■ The exercise:
Could you quote all of the data below line for line, without the pictures?

[START OF Source records]

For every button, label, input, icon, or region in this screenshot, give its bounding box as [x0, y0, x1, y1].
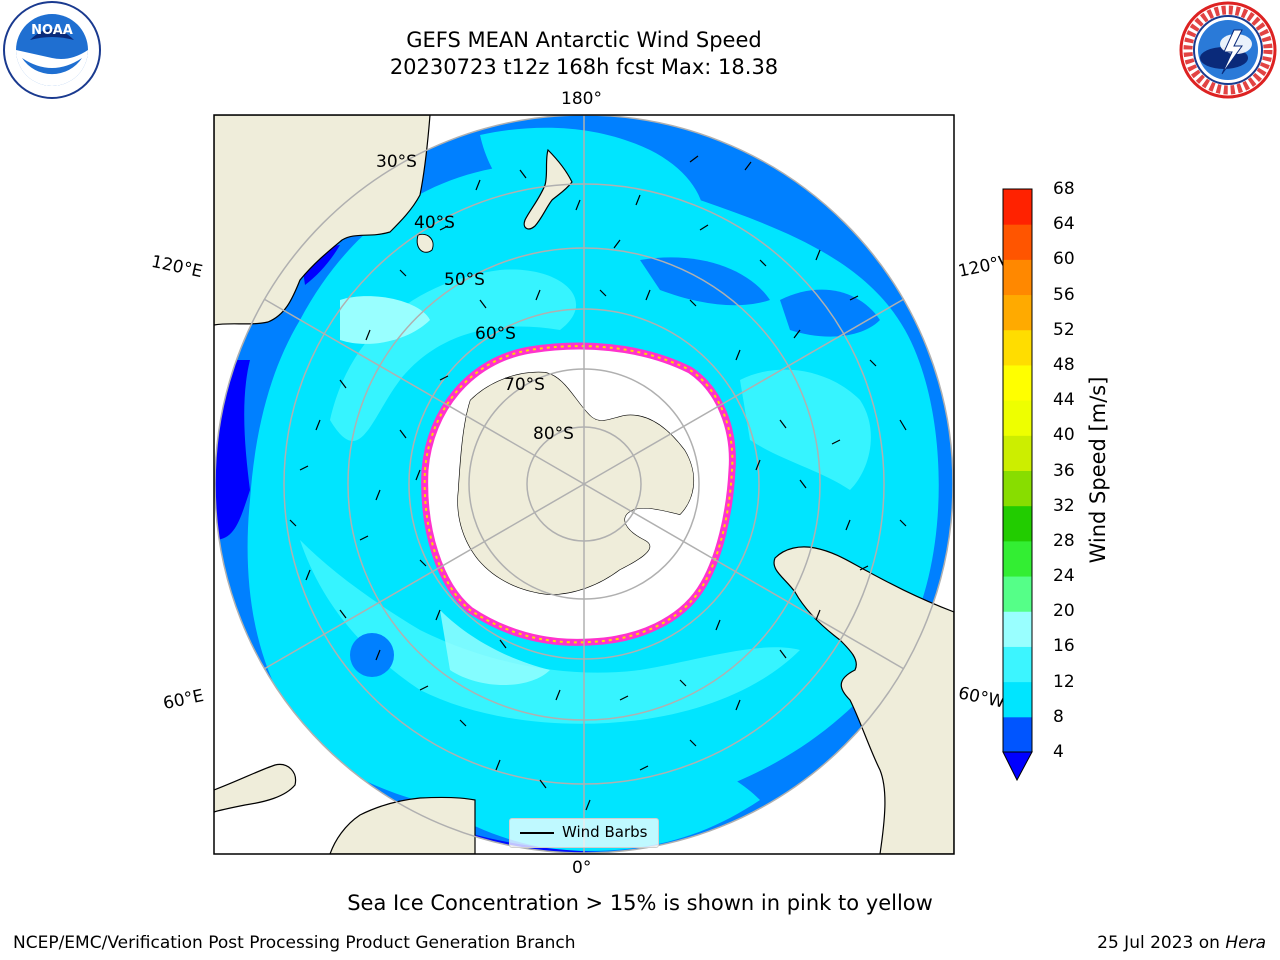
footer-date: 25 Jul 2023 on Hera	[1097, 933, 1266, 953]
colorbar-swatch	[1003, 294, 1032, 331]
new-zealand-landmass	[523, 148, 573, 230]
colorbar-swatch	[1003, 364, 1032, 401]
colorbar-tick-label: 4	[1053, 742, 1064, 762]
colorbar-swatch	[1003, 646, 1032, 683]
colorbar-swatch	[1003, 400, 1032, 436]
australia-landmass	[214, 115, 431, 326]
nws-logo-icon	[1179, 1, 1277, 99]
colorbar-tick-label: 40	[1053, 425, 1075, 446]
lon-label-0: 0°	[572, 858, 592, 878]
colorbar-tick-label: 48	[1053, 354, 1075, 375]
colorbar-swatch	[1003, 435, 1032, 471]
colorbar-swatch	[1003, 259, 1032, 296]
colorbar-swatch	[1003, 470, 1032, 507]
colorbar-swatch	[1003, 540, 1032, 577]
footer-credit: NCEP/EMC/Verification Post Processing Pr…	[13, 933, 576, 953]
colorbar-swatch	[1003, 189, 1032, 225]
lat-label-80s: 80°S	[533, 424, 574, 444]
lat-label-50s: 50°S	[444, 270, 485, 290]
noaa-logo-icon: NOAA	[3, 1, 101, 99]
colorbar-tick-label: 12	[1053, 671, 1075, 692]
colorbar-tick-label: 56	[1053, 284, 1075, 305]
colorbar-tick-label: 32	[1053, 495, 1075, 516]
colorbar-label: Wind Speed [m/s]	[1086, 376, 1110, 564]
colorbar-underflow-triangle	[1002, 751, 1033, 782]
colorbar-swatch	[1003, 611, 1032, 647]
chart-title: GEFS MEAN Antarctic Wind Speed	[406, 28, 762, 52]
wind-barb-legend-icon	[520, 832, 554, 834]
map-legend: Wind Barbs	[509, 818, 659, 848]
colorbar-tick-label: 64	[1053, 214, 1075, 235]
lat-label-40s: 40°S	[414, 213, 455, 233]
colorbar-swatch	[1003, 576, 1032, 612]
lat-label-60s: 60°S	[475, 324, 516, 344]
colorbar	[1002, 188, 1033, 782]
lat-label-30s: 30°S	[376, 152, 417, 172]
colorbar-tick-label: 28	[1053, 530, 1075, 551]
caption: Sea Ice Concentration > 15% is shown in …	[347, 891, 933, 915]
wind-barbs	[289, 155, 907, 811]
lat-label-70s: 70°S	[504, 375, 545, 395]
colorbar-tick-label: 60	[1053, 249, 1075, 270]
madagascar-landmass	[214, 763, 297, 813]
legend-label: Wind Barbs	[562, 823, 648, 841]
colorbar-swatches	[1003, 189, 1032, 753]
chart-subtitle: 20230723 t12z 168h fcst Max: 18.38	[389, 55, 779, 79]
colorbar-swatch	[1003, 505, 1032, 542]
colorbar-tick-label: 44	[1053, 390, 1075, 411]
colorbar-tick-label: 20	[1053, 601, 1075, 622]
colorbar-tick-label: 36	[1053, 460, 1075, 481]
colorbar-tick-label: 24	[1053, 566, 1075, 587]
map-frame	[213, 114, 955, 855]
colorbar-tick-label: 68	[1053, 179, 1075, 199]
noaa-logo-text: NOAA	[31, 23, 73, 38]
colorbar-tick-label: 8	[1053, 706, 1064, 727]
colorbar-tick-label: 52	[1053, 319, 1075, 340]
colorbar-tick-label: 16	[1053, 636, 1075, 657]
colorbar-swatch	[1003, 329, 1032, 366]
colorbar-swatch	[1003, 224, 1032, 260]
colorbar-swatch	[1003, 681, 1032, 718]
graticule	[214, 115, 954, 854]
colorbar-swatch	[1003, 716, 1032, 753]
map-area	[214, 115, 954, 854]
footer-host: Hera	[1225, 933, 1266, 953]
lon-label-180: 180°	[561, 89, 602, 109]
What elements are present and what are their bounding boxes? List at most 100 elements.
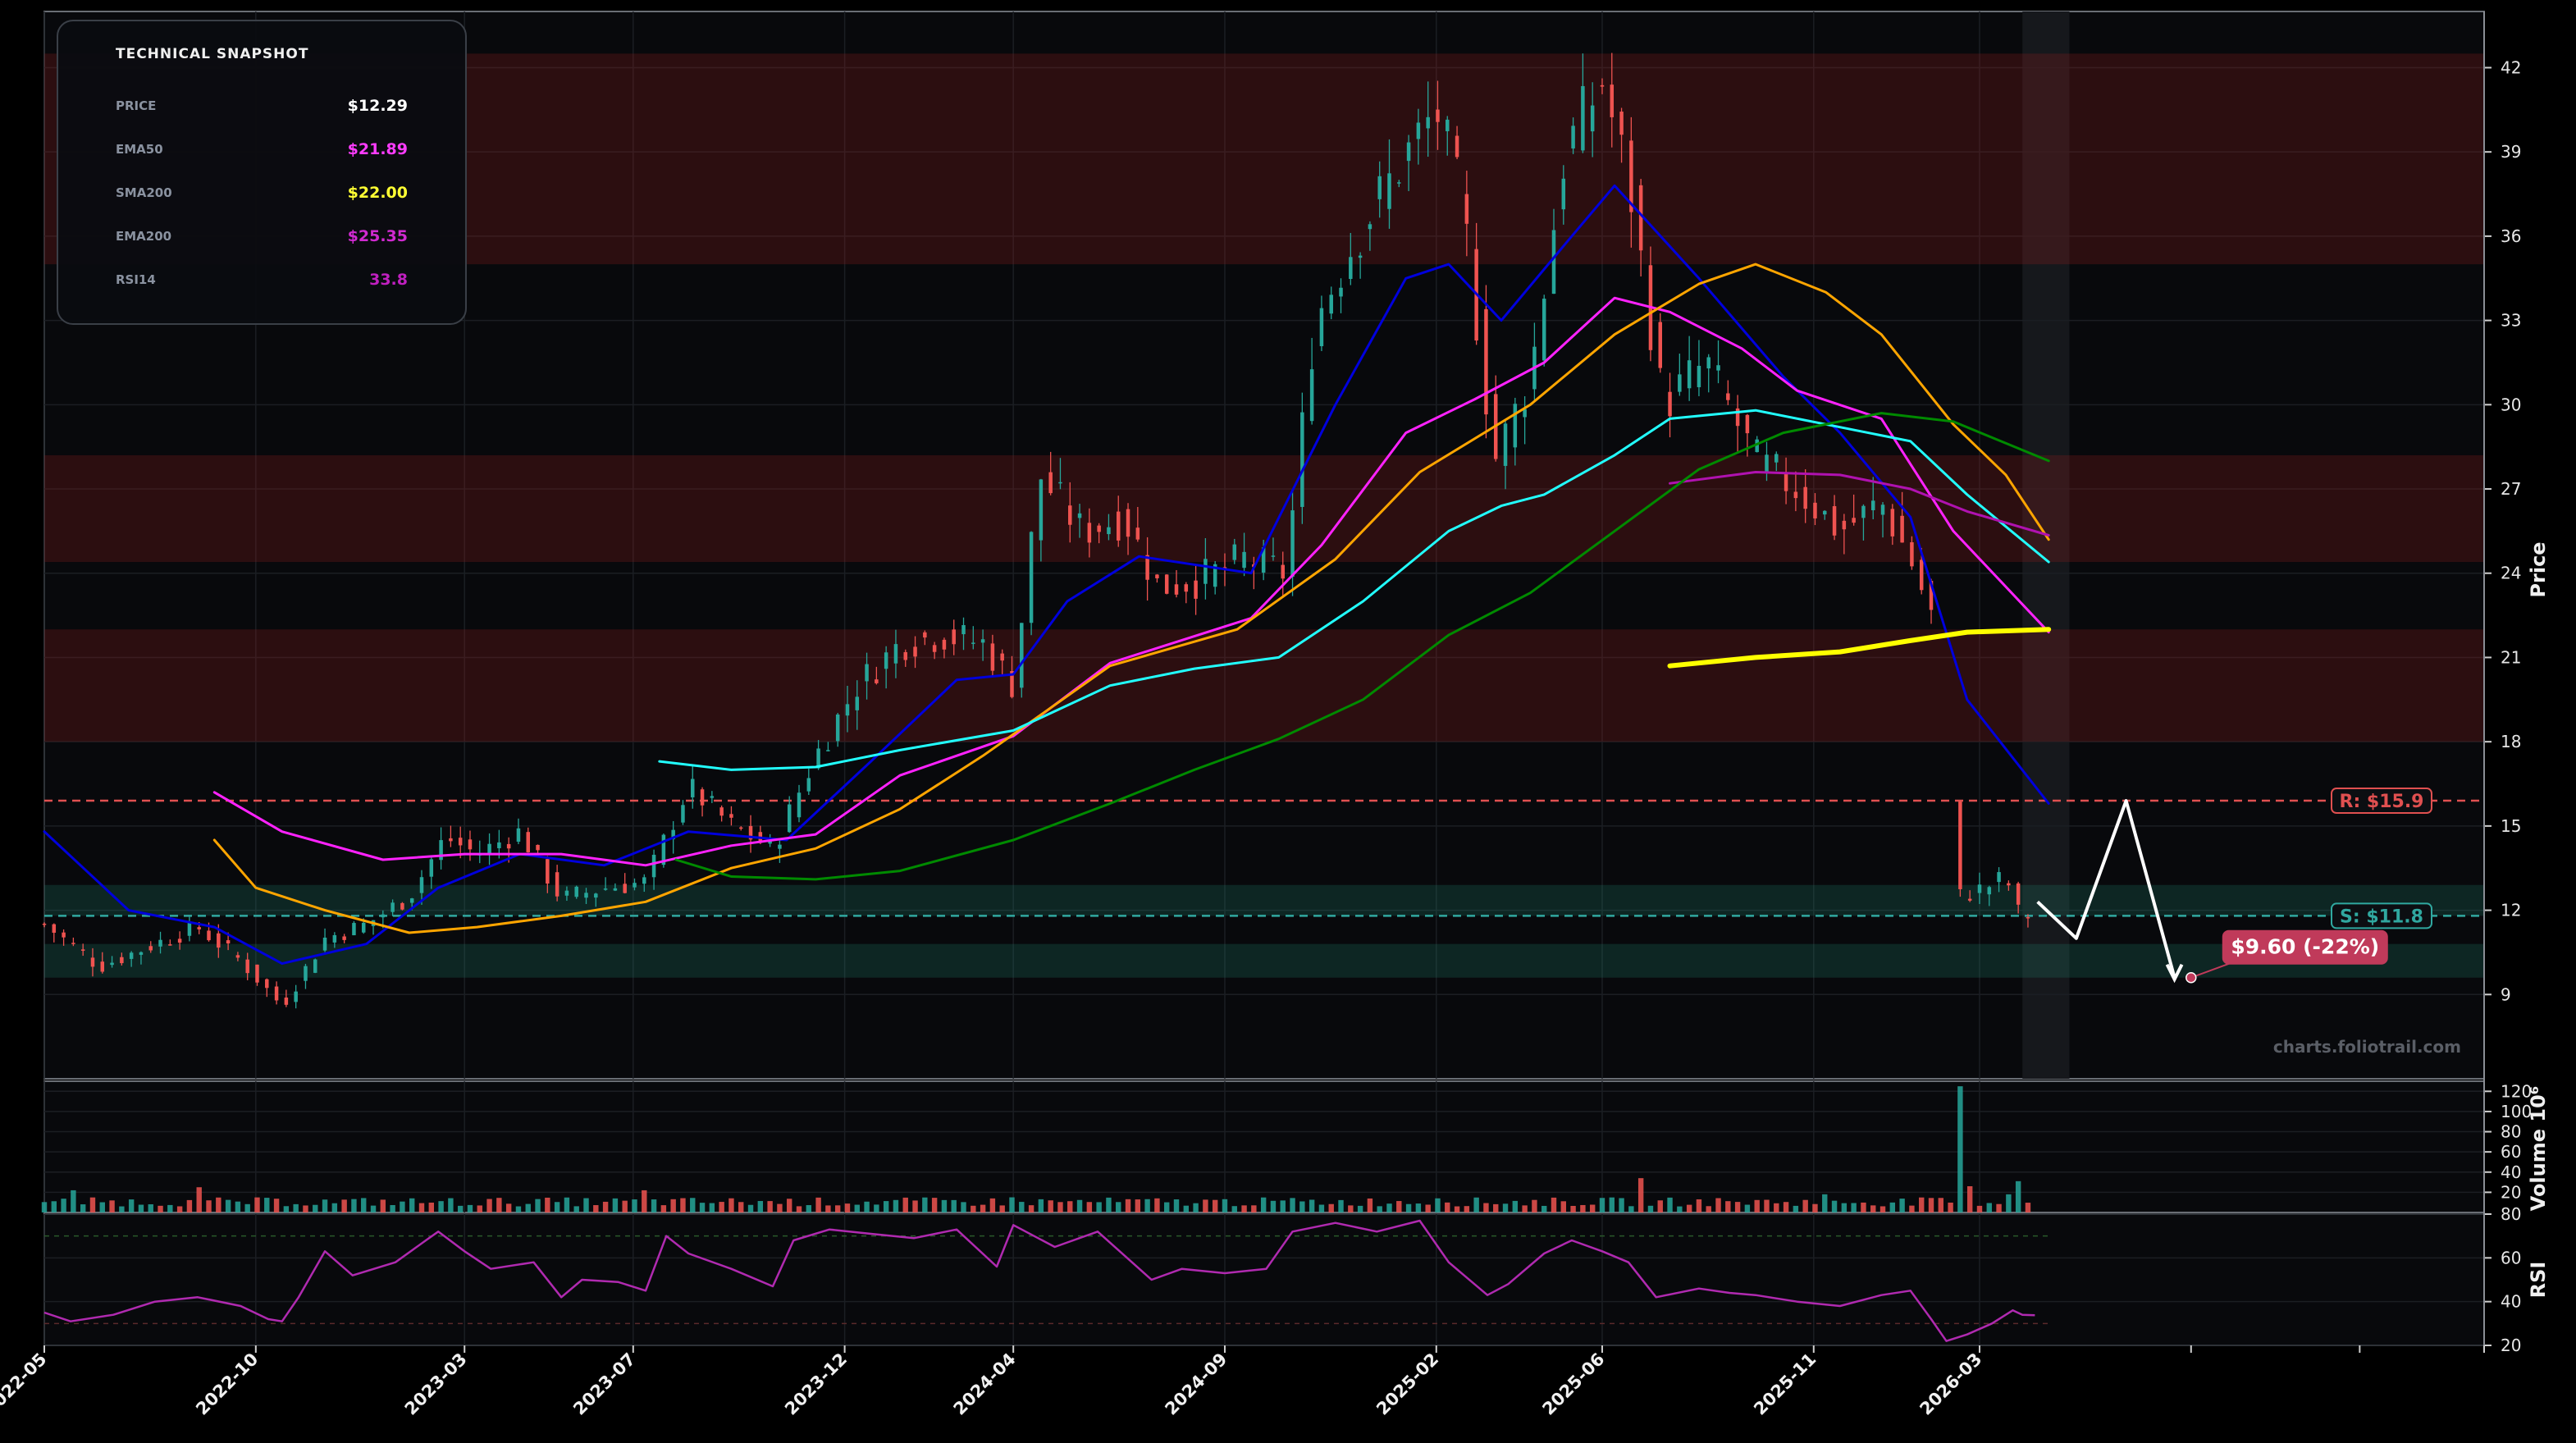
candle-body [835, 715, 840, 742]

[END OF Source records]

■ Answer to this problem:
For every button, label, input, icon, or region in this screenshot, give its bounding box as [x0, y0, x1, y1].
footer-date: 25 Jul 2023 on Hera	[1097, 933, 1266, 953]
colorbar-swatch	[1003, 294, 1032, 331]
new-zealand-landmass	[523, 148, 573, 230]
colorbar-swatch	[1003, 364, 1032, 401]
colorbar-tick-label: 4	[1053, 742, 1064, 762]
colorbar-swatch	[1003, 646, 1032, 683]
colorbar-swatch	[1003, 400, 1032, 436]
australia-landmass	[214, 115, 431, 326]
nws-logo-icon	[1179, 1, 1277, 99]
colorbar-tick-label: 40	[1053, 425, 1075, 446]
lon-label-0: 0°	[572, 858, 592, 878]
colorbar-tick-label: 48	[1053, 354, 1075, 375]
colorbar-swatch	[1003, 435, 1032, 471]
colorbar-swatch	[1003, 259, 1032, 296]
colorbar-swatch	[1003, 470, 1032, 507]
colorbar-swatch	[1003, 540, 1032, 577]
footer-credit: NCEP/EMC/Verification Post Processing Pr…	[13, 933, 576, 953]
colorbar-swatch	[1003, 189, 1032, 225]
lat-label-80s: 80°S	[533, 424, 574, 444]
lat-label-50s: 50°S	[444, 270, 485, 290]
noaa-logo-icon: NOAA	[3, 1, 101, 99]
colorbar-tick-label: 12	[1053, 671, 1075, 692]
colorbar-tick-label: 56	[1053, 284, 1075, 305]
colorbar-tick-label: 32	[1053, 495, 1075, 516]
colorbar-label: Wind Speed [m/s]	[1086, 376, 1110, 564]
colorbar-underflow-triangle	[1002, 751, 1033, 782]
colorbar-swatch	[1003, 611, 1032, 647]
chart-title: GEFS MEAN Antarctic Wind Speed	[406, 28, 762, 52]
wind-barb-legend-icon	[520, 832, 554, 834]
map-legend: Wind Barbs	[509, 818, 659, 848]
colorbar-tick-label: 64	[1053, 214, 1075, 235]
lat-label-40s: 40°S	[414, 213, 455, 233]
colorbar-swatch	[1003, 576, 1032, 612]
lat-label-60s: 60°S	[475, 324, 516, 344]
colorbar	[1002, 188, 1033, 782]
lat-label-30s: 30°S	[376, 152, 417, 172]
colorbar-tick-label: 28	[1053, 530, 1075, 551]
caption: Sea Ice Concentration > 15% is shown in …	[347, 891, 933, 915]
wind-barbs	[289, 155, 907, 811]
lat-label-70s: 70°S	[504, 375, 545, 395]
colorbar-tick-label: 60	[1053, 249, 1075, 270]
madagascar-landmass	[214, 763, 297, 813]
legend-label: Wind Barbs	[562, 823, 648, 841]
colorbar-swatches	[1003, 189, 1032, 753]
chart-subtitle: 20230723 t12z 168h fcst Max: 18.38	[389, 55, 779, 79]
colorbar-swatch	[1003, 505, 1032, 542]
colorbar-tick-label: 44	[1053, 390, 1075, 411]
colorbar-tick-label: 20	[1053, 601, 1075, 622]
colorbar-tick-label: 36	[1053, 460, 1075, 481]
colorbar-tick-label: 24	[1053, 566, 1075, 587]
map-frame	[213, 114, 955, 855]
colorbar-tick-label: 68	[1053, 179, 1075, 199]
noaa-logo-text: NOAA	[31, 23, 73, 38]
colorbar-tick-label: 8	[1053, 706, 1064, 727]
colorbar-tick-label: 52	[1053, 319, 1075, 340]
colorbar-tick-label: 16	[1053, 636, 1075, 657]
colorbar-swatch	[1003, 329, 1032, 366]
colorbar-swatch	[1003, 224, 1032, 260]
colorbar-swatch	[1003, 681, 1032, 718]
graticule	[214, 115, 954, 854]
colorbar-swatch	[1003, 716, 1032, 753]
map-area	[214, 115, 954, 854]
footer-host: Hera	[1225, 933, 1266, 953]
lon-label-180: 180°	[561, 89, 602, 109]
What elements are present and what are their bounding boxes? List at most 100 elements.
candle-body [835, 715, 840, 742]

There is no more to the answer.